> [Input]:
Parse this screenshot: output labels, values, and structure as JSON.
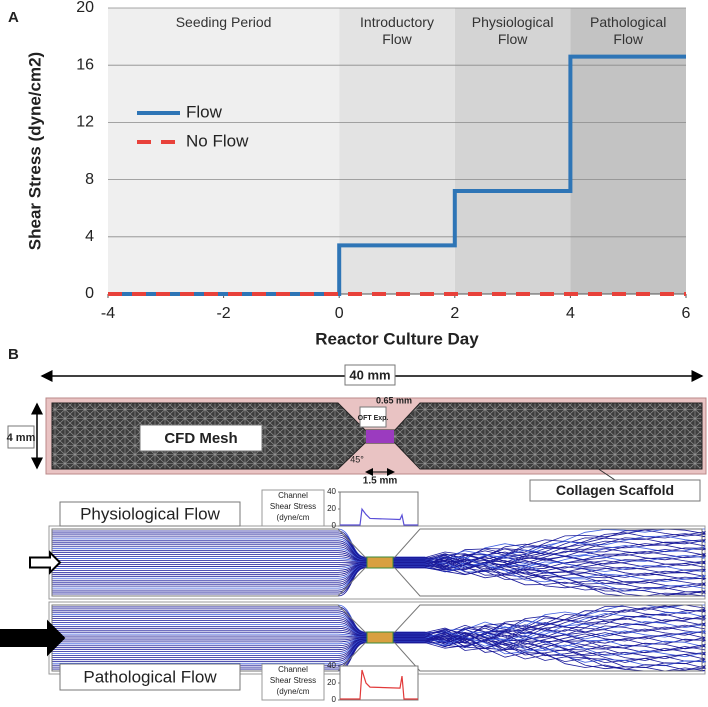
{
  "panel_a": {
    "label": "A"
  },
  "chart_data": {
    "type": "line",
    "ylabel": "Shear Stress (dyne/cm2)",
    "xlabel": "Reactor Culture Day",
    "xlim": [
      -4,
      6
    ],
    "xticks": [
      -4,
      -2,
      0,
      2,
      4,
      6
    ],
    "ylim": [
      0,
      20
    ],
    "yticks": [
      0,
      4,
      8,
      12,
      16,
      20
    ],
    "grid": true,
    "legend": "upper left",
    "regions": [
      {
        "label": "Seeding Period",
        "x": [
          -4,
          0
        ],
        "color": "#efefef"
      },
      {
        "label": "Introductory Flow",
        "x": [
          0,
          2
        ],
        "color": "#e3e3e3"
      },
      {
        "label": "Physiological Flow",
        "x": [
          2,
          4
        ],
        "color": "#d4d4d4"
      },
      {
        "label": "Pathological Flow",
        "x": [
          4,
          6
        ],
        "color": "#c3c3c3"
      }
    ],
    "series": [
      {
        "name": "Flow",
        "color": "#2e75b6",
        "x": [
          -4,
          0,
          0,
          2,
          2,
          4,
          4,
          6
        ],
        "values": [
          0,
          0,
          3.4,
          3.4,
          7.2,
          7.2,
          16.6,
          16.6
        ]
      },
      {
        "name": "No Flow",
        "color": "#e8413a",
        "dashed": true,
        "x": [
          -4,
          6
        ],
        "values": [
          0,
          0
        ]
      }
    ]
  },
  "panel_b": {
    "label": "B",
    "length": "40 mm",
    "height": "4 mm",
    "mesh": "CFD Mesh",
    "neck_width": "0.65 mm",
    "oft": "OFT Exp.",
    "angle": "45°",
    "neck_length": "1.5 mm",
    "scaffold": "Collagen Scaffold",
    "flows": [
      {
        "label": "Physiological Flow"
      },
      {
        "label": "Pathological Flow"
      }
    ],
    "insets": [
      {
        "label_lines": [
          "Channel",
          "Shear Stress",
          "(dyne/cm"
        ],
        "yticks": [
          40,
          20,
          0
        ],
        "color": "#5a4fd8"
      },
      {
        "label_lines": [
          "Channel",
          "Shear Stress",
          "(dyne/cm"
        ],
        "yticks": [
          40,
          20,
          0
        ],
        "color": "#e23a3a"
      }
    ]
  }
}
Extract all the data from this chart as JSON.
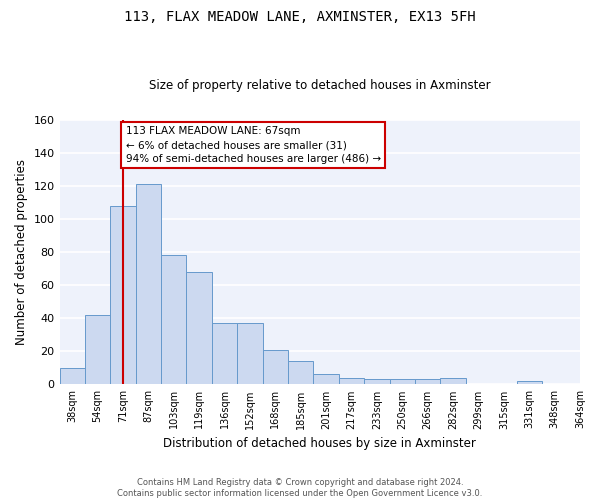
{
  "title1": "113, FLAX MEADOW LANE, AXMINSTER, EX13 5FH",
  "title2": "Size of property relative to detached houses in Axminster",
  "xlabel": "Distribution of detached houses by size in Axminster",
  "ylabel": "Number of detached properties",
  "bar_values": [
    10,
    42,
    108,
    121,
    78,
    68,
    37,
    37,
    21,
    14,
    6,
    4,
    3,
    3,
    3,
    4,
    0,
    0,
    2,
    0
  ],
  "bin_labels": [
    "38sqm",
    "54sqm",
    "71sqm",
    "87sqm",
    "103sqm",
    "119sqm",
    "136sqm",
    "152sqm",
    "168sqm",
    "185sqm",
    "201sqm",
    "217sqm",
    "233sqm",
    "250sqm",
    "266sqm",
    "282sqm",
    "299sqm",
    "315sqm",
    "331sqm",
    "348sqm",
    "364sqm"
  ],
  "bar_color": "#ccd9f0",
  "bar_edge_color": "#6699cc",
  "red_line_x": 2.5,
  "annotation_text": "113 FLAX MEADOW LANE: 67sqm\n← 6% of detached houses are smaller (31)\n94% of semi-detached houses are larger (486) →",
  "annotation_box_color": "#ffffff",
  "annotation_box_edge": "#cc0000",
  "footer1": "Contains HM Land Registry data © Crown copyright and database right 2024.",
  "footer2": "Contains public sector information licensed under the Open Government Licence v3.0.",
  "ylim": [
    0,
    160
  ],
  "yticks": [
    0,
    20,
    40,
    60,
    80,
    100,
    120,
    140,
    160
  ],
  "background_color": "#eef2fb",
  "fig_width": 6.0,
  "fig_height": 5.0,
  "dpi": 100
}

> [Aim of the task]: Identify all lines where the word "Physiological" shows up. Copy them.

> [Right answer]:
        "label": "Physiological Flow",
        "label": "Physiological Flow"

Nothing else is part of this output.